** EXERCISE BRIEF **
Below is a set of records; print all of them exactly as written.

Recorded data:
────────────────

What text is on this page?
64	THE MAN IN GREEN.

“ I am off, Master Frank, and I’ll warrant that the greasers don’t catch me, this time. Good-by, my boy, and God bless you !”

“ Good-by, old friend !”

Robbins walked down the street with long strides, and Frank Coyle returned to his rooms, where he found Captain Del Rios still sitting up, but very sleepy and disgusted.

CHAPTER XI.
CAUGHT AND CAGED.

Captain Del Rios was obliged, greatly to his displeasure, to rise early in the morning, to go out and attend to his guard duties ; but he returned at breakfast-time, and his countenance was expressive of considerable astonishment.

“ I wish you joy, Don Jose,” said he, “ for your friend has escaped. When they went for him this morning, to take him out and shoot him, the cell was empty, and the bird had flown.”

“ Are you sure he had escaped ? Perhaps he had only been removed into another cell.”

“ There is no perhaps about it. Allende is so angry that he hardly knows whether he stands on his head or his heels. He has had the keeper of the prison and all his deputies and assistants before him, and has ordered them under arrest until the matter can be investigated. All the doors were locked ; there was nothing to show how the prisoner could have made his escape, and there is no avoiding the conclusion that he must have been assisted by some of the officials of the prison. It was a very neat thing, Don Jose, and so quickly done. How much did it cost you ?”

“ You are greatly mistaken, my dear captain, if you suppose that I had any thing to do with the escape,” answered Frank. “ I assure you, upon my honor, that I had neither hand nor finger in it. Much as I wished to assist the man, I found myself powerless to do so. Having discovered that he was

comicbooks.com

────────────────

** THE SOLUTION **
What text is on this page?
64	THE MAN IN GREEN.

“ I am off, Master Frank, and I’ll warrant that the greasers don’t catch me, this time. Good-by, my boy, and God bless you !”

“ Good-by, old friend !”

Robbins walked down the street with long strides, and Frank Coyle returned to his rooms, where he found Captain Del Rios still sitting up, but very sleepy and disgusted.

CHAPTER XI.
CAUGHT AND CAGED.

Captain Del Rios was obliged, greatly to his displeasure, to rise early in the morning, to go out and attend to his guard duties ; but he returned at breakfast-time, and his countenance was expressive of considerable astonishment.

“ I wish you joy, Don Jose,” said he, “ for your friend has escaped. When they went for him this morning, to take him out and shoot him, the cell was empty, and the bird had flown.”

“ Are you sure he had escaped ? Perhaps he had only been removed into another cell.”

“ There is no perhaps about it. Allende is so angry that he hardly knows whether he stands on his head or his heels. He has had the keeper of the prison and all his deputies and assistants before him, and has ordered them under arrest until the matter can be investigated. All the doors were locked ; there was nothing to show how the prisoner could have made his escape, and there is no avoiding the conclusion that he must have been assisted by some of the officials of the prison. It was a very neat thing, Don Jose, and so quickly done. How much did it cost you ?”

“ You are greatly mistaken, my dear captain, if you suppose that I had any thing to do with the escape,” answered Frank. “ I assure you, upon my honor, that I had neither hand nor finger in it. Much as I wished to assist the man, I found myself powerless to do so. Having discovered that he was

comicbooks.com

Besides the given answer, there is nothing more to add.